● **Exercise task**
Read the material below. Count the lines containing "name" and give that count alone.
— Begin —
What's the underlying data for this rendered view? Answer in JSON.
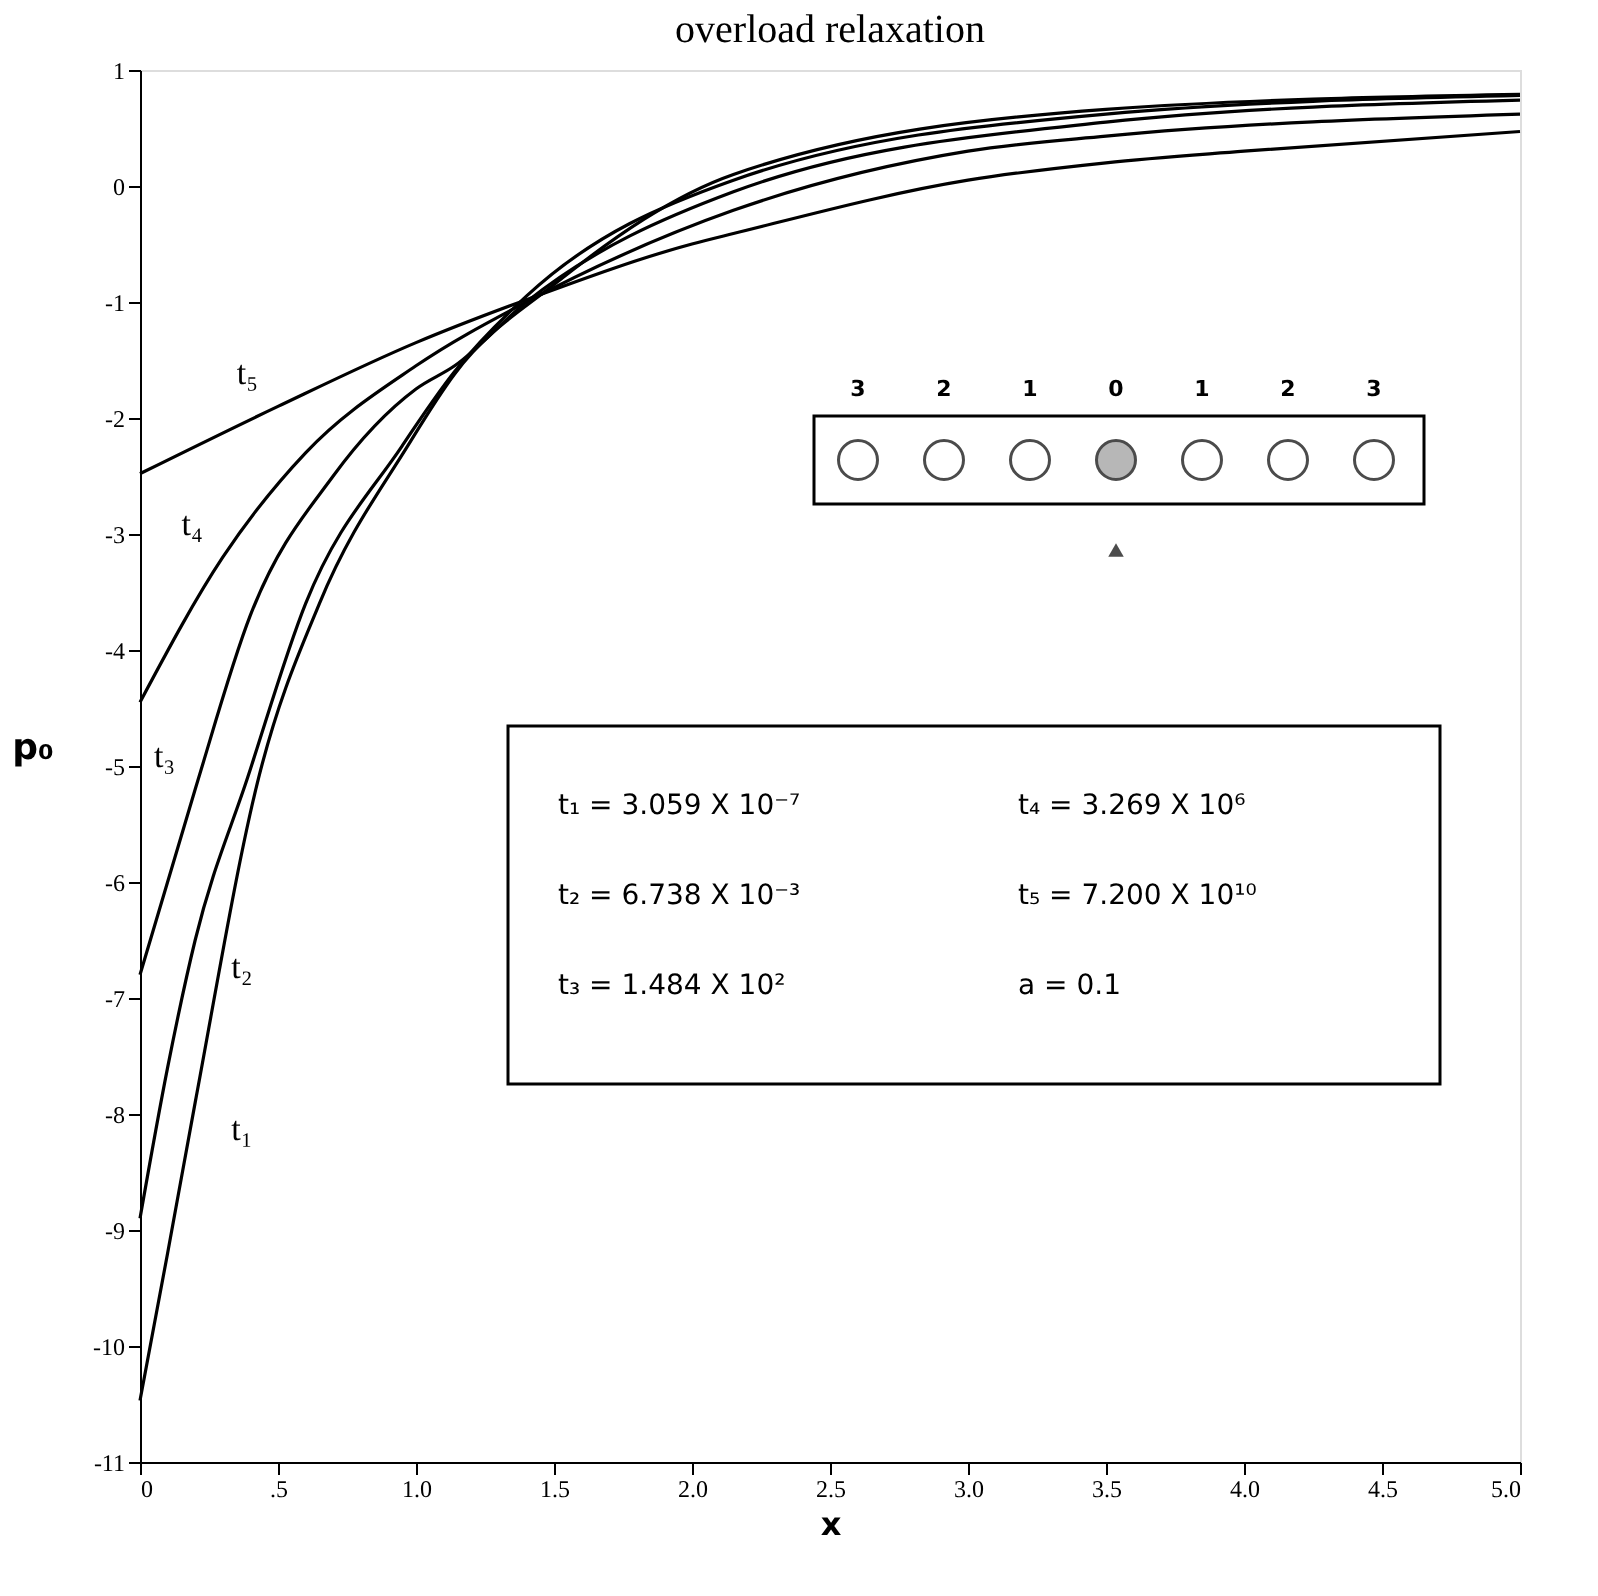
{
  "chart_data": {
    "type": "line",
    "title": "overload relaxation",
    "xlabel": "x",
    "ylabel": "p₀",
    "xlim": [
      0,
      5
    ],
    "ylim": [
      -11,
      1
    ],
    "xticks": [
      0,
      {
        "value": 0.5,
        "label": ".5"
      },
      {
        "value": 1,
        "label": "1.0"
      },
      {
        "value": 1.5,
        "label": "1.5"
      },
      {
        "value": 2,
        "label": "2.0"
      },
      {
        "value": 2.5,
        "label": "2.5"
      },
      {
        "value": 3,
        "label": "3.0"
      },
      {
        "value": 3.5,
        "label": "3.5"
      },
      {
        "value": 4,
        "label": "4.0"
      },
      {
        "value": 4.5,
        "label": "4.5"
      },
      {
        "value": 5,
        "label": "5.0"
      }
    ],
    "yticks": [
      1,
      0,
      -1,
      -2,
      -3,
      -4,
      -5,
      -6,
      -7,
      -8,
      -9,
      -10,
      -11
    ],
    "grid": false,
    "marker": "none",
    "line_style": "solid",
    "series": [
      {
        "color": "#000000",
        "x": [
          0,
          0.1,
          0.2,
          0.43,
          0.65,
          0.97,
          1.14,
          1.5,
          2.15,
          3.5,
          5
        ],
        "values": [
          -10.47,
          -9.2,
          -7.9,
          -5.1,
          -3.6,
          -2.24,
          -1.62,
          -0.85,
          0.1,
          0.66,
          0.79
        ]
      },
      {
        "color": "#000000",
        "x": [
          0,
          0.1,
          0.2,
          0.39,
          0.6,
          0.95,
          1.14,
          1.4,
          2.15,
          3.5,
          5
        ],
        "values": [
          -8.9,
          -7.6,
          -6.5,
          -5.1,
          -3.6,
          -2.24,
          -1.6,
          -0.95,
          0.05,
          0.62,
          0.78
        ]
      },
      {
        "color": "#000000",
        "x": [
          0,
          0.2,
          0.4,
          0.7,
          1.0,
          1.14,
          1.4,
          2.15,
          3.5,
          5
        ],
        "values": [
          -6.8,
          -5.2,
          -3.7,
          -2.5,
          -1.75,
          -1.55,
          -1.0,
          -0.05,
          0.55,
          0.74
        ]
      },
      {
        "color": "#000000",
        "x": [
          0,
          0.3,
          0.6,
          1.0,
          1.4,
          2.15,
          3,
          3.5,
          5
        ],
        "values": [
          -4.45,
          -3.2,
          -2.3,
          -1.55,
          -1.0,
          -0.21,
          0.3,
          0.43,
          0.62
        ]
      },
      {
        "color": "#000000",
        "x": [
          0,
          0.5,
          1.0,
          1.4,
          2.0,
          2.15,
          3,
          3.5,
          4,
          5
        ],
        "values": [
          -2.48,
          -1.9,
          -1.35,
          -0.98,
          -0.5,
          -0.41,
          0.05,
          0.2,
          0.3,
          0.47
        ]
      }
    ],
    "annotations": [
      {
        "text": "t₁",
        "x": 0.2,
        "y": -7.9
      },
      {
        "text": "t₂",
        "x": 0.2,
        "y": -6.5
      },
      {
        "text": "t₃",
        "x": 0.2,
        "y": -5.2
      },
      {
        "text": "t₄",
        "x": 0.3,
        "y": -3.2
      },
      {
        "text": "t₅",
        "x": 0.5,
        "y": -1.9
      },
      "t₁  =  3.059 X 10⁻⁷",
      "t₂  =  6.738 X 10⁻³",
      "t₃  =  1.484 X 10²",
      "t₄  =  3.269 X 10⁶",
      "t₅  =  7.200 X 10¹⁰",
      "a  =  0.1",
      "3",
      "2",
      "1",
      "0",
      "1",
      "2",
      "3"
    ]
  }
}
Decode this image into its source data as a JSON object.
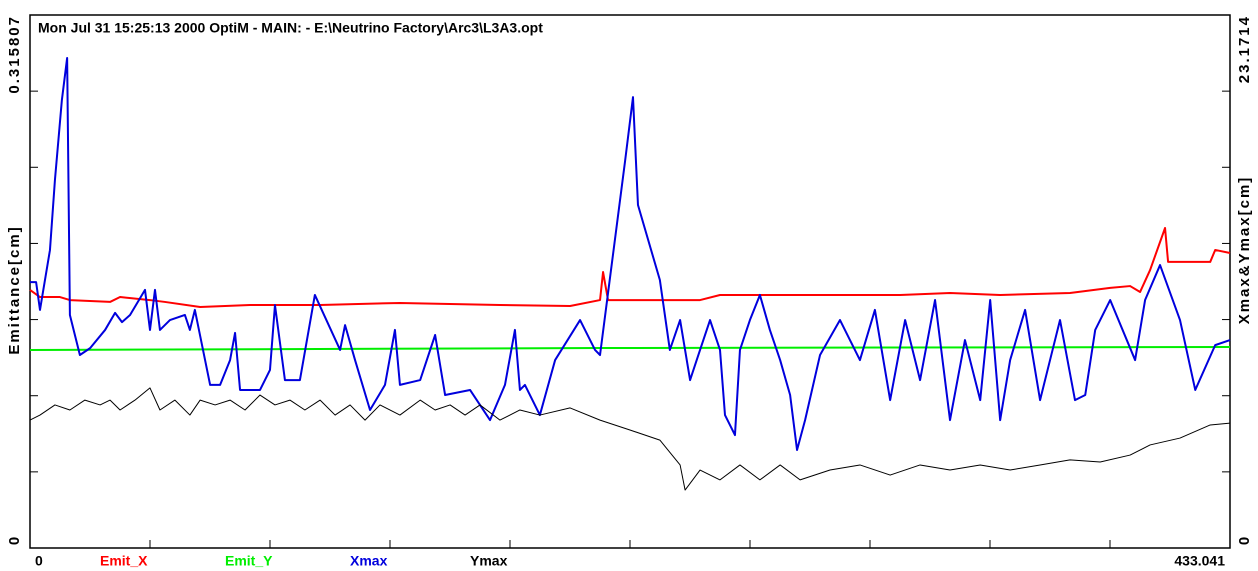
{
  "chart_data": {
    "type": "line",
    "title": "Mon Jul 31 15:25:13 2000    OptiM - MAIN: - E:\\Neutrino Factory\\Arc3\\L3A3.opt",
    "y_label": "Emittance[cm]",
    "y2_label": "Xmax&Ymax[cm]",
    "xlim": [
      0,
      433.041
    ],
    "xticks": [
      0,
      433.041
    ],
    "ylim": [
      0,
      0.315807
    ],
    "yticks": [
      0,
      0.315807
    ],
    "y2lim": [
      0,
      23.1714
    ],
    "y2ticks": [
      0,
      23.1714
    ],
    "x_divisions": 10,
    "y_divisions": 7,
    "series": [
      {
        "name": "Emit_X",
        "color": "#ff0000",
        "axis": "y",
        "width": 2,
        "x": [
          0,
          3.6,
          10.8,
          14.4,
          28.9,
          32.5,
          43.3,
          48.7,
          61.4,
          79.4,
          104.7,
          133.5,
          169.6,
          194.9,
          205.7,
          206.8,
          208.6,
          241.8,
          249.0,
          277.9,
          314.0,
          332.0,
          350.1,
          375.3,
          389.8,
          397.0,
          400.6,
          404.2,
          409.6,
          410.7,
          425.9,
          427.7,
          433.041
        ],
        "values": [
          0.1529,
          0.1487,
          0.1487,
          0.1469,
          0.1458,
          0.1487,
          0.1469,
          0.1458,
          0.1428,
          0.144,
          0.144,
          0.1452,
          0.144,
          0.1434,
          0.1469,
          0.1635,
          0.1469,
          0.1469,
          0.1499,
          0.1499,
          0.1499,
          0.1511,
          0.1499,
          0.1511,
          0.1541,
          0.1552,
          0.1517,
          0.1647,
          0.1896,
          0.1695,
          0.1695,
          0.1766,
          0.1748
        ]
      },
      {
        "name": "Emit_Y",
        "color": "#00ee00",
        "axis": "y",
        "width": 2,
        "x": [
          0,
          205.7,
          433.041
        ],
        "values": [
          0.1173,
          0.1185,
          0.1191
        ]
      },
      {
        "name": "Xmax",
        "color": "#0000dd",
        "axis": "y2",
        "width": 2,
        "x": [
          0,
          2.2,
          3.6,
          7.2,
          9.0,
          11.5,
          13.4,
          14.4,
          18.0,
          21.7,
          27.1,
          30.7,
          33.2,
          36.1,
          41.5,
          43.3,
          45.1,
          46.9,
          50.5,
          55.9,
          57.7,
          59.5,
          65.0,
          68.6,
          72.2,
          74.0,
          75.8,
          83.0,
          86.6,
          88.4,
          92.0,
          97.4,
          102.8,
          111.9,
          113.7,
          117.3,
          122.7,
          128.1,
          131.7,
          133.5,
          140.8,
          146.2,
          149.8,
          158.8,
          166.0,
          171.4,
          175.0,
          176.8,
          178.6,
          184.0,
          189.5,
          198.5,
          203.9,
          205.7,
          214.7,
          217.6,
          219.4,
          227.3,
          230.9,
          234.6,
          238.2,
          241.8,
          245.4,
          249.0,
          250.8,
          254.4,
          256.2,
          259.8,
          263.4,
          267.0,
          270.7,
          274.3,
          276.8,
          279.7,
          285.1,
          292.3,
          299.5,
          304.9,
          310.4,
          315.8,
          321.2,
          326.6,
          332.0,
          337.4,
          342.9,
          346.5,
          350.1,
          353.7,
          359.1,
          364.5,
          368.1,
          371.7,
          377.1,
          380.8,
          384.4,
          389.8,
          398.8,
          402.4,
          407.8,
          415.0,
          420.5,
          427.7,
          433.041
        ],
        "values": [
          11.56,
          11.56,
          10.35,
          12.95,
          16.0,
          19.47,
          21.3,
          10.13,
          8.39,
          8.69,
          9.48,
          10.22,
          9.82,
          10.13,
          11.22,
          9.48,
          11.22,
          9.48,
          9.91,
          10.13,
          9.48,
          10.35,
          7.09,
          7.09,
          8.17,
          9.35,
          6.87,
          6.87,
          7.74,
          10.56,
          7.3,
          7.3,
          11.0,
          8.61,
          9.69,
          8.17,
          6.0,
          7.09,
          9.48,
          7.09,
          7.3,
          9.26,
          6.65,
          6.87,
          5.56,
          7.09,
          9.48,
          6.87,
          7.09,
          5.78,
          8.17,
          9.91,
          8.61,
          8.39,
          16.78,
          19.6,
          14.91,
          11.65,
          8.61,
          9.91,
          7.3,
          8.61,
          9.91,
          8.61,
          5.78,
          4.91,
          8.61,
          9.91,
          11.0,
          9.48,
          8.17,
          6.65,
          4.26,
          5.56,
          8.39,
          9.91,
          8.17,
          10.35,
          6.43,
          9.91,
          7.3,
          10.78,
          5.56,
          9.04,
          6.43,
          10.78,
          5.56,
          8.17,
          10.35,
          6.43,
          8.17,
          9.91,
          6.43,
          6.65,
          9.48,
          10.78,
          8.17,
          10.78,
          12.3,
          9.91,
          6.87,
          8.82,
          9.04
        ]
      },
      {
        "name": "Ymax",
        "color": "#000000",
        "axis": "y2",
        "width": 1,
        "x": [
          0,
          3.6,
          9.0,
          14.4,
          19.8,
          25.3,
          28.9,
          32.5,
          37.9,
          43.3,
          46.9,
          52.3,
          57.7,
          61.4,
          66.8,
          72.2,
          77.6,
          83.0,
          88.4,
          93.8,
          99.2,
          104.7,
          110.1,
          115.5,
          120.9,
          126.3,
          133.5,
          140.8,
          146.2,
          151.6,
          157.0,
          162.4,
          169.6,
          176.8,
          184.0,
          194.9,
          205.7,
          216.5,
          227.3,
          234.6,
          236.4,
          241.8,
          249.0,
          256.2,
          263.4,
          270.7,
          277.9,
          288.7,
          299.5,
          310.4,
          321.2,
          332.0,
          342.9,
          353.7,
          364.5,
          375.3,
          386.2,
          397.0,
          404.2,
          415.0,
          425.9,
          433.041
        ],
        "values": [
          5.56,
          5.78,
          6.22,
          6.0,
          6.43,
          6.22,
          6.43,
          6.0,
          6.43,
          6.96,
          6.0,
          6.43,
          5.78,
          6.43,
          6.22,
          6.43,
          6.0,
          6.65,
          6.22,
          6.43,
          6.0,
          6.43,
          5.78,
          6.22,
          5.56,
          6.22,
          5.78,
          6.43,
          6.0,
          6.22,
          5.78,
          6.22,
          5.56,
          6.0,
          5.78,
          6.09,
          5.56,
          5.13,
          4.69,
          3.61,
          2.52,
          3.39,
          2.96,
          3.61,
          2.96,
          3.61,
          2.96,
          3.39,
          3.61,
          3.17,
          3.61,
          3.39,
          3.61,
          3.39,
          3.61,
          3.83,
          3.74,
          4.04,
          4.48,
          4.78,
          5.35,
          5.43
        ]
      }
    ]
  }
}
— End —
● **Complete response**
4